| TASK STATEMENT |
Output each entry below as it stands, leaving out every picture.

| DATASET EXTRACT |
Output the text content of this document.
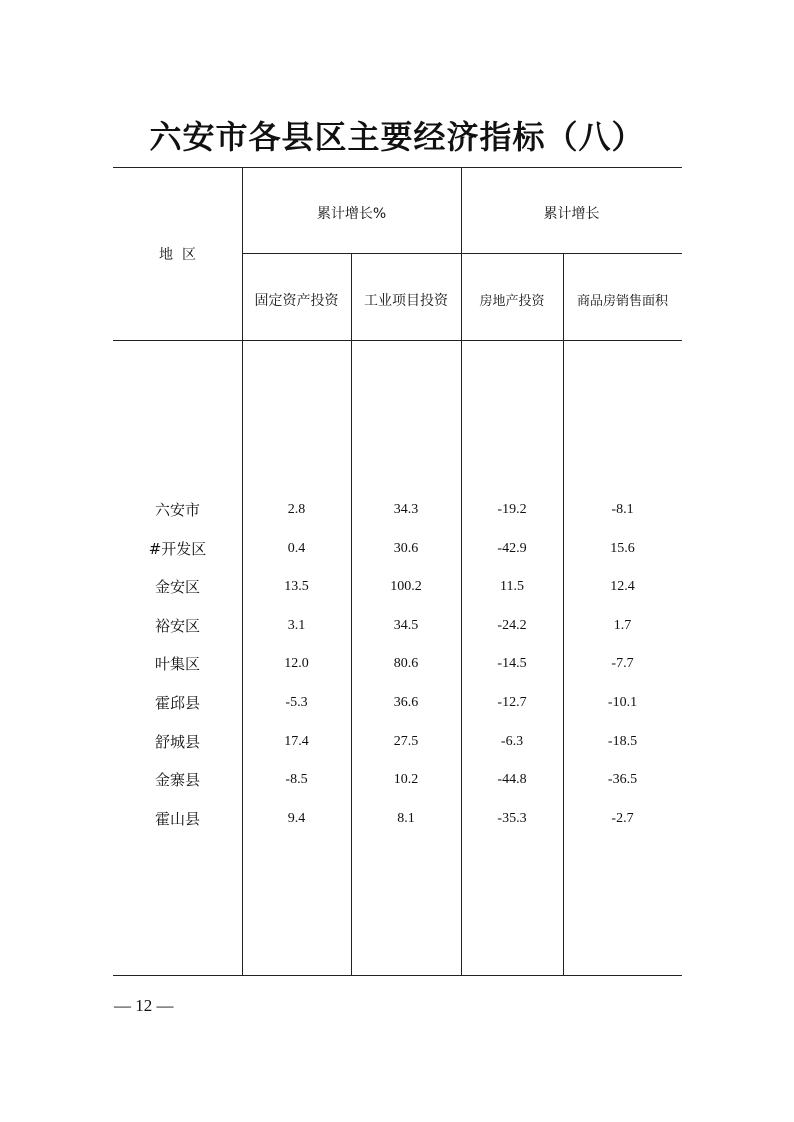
六安市各县区主要经济指标（八）
地  区
累计增长%	累计增长
固定资产投资	工业项目投资	房地产投资	商品房销售面积
六安市	2.8	34.3	-19.2	-8.1
#开发区	0.4	30.6	-42.9	15.6
金安区	13.5	100.2	11.5	12.4
裕安区	3.1	34.5	-24.2	1.7
叶集区	12.0	80.6	-14.5	-7.7
霍邱县	-5.3	36.6	-12.7	-10.1
舒城县	17.4	27.5	-6.3	-18.5
金寨县	-8.5	10.2	-44.8	-36.5
霍山县	9.4	8.1	-35.3	-2.7
— 12 —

| ANSWER TO THE EXERCISE |
Output the text content of this document.
六安市各县区主要经济指标（八）
地  区
累计增长%	累计增长
固定资产投资	工业项目投资	房地产投资	商品房销售面积
六安市	2.8	34.3	-19.2	-8.1
#开发区	0.4	30.6	-42.9	15.6
金安区	13.5	100.2	11.5	12.4
裕安区	3.1	34.5	-24.2	1.7
叶集区	12.0	80.6	-14.5	-7.7
霍邱县	-5.3	36.6	-12.7	-10.1
舒城县	17.4	27.5	-6.3	-18.5
金寨县	-8.5	10.2	-44.8	-36.5
霍山县	9.4	8.1	-35.3	-2.7
— 12 —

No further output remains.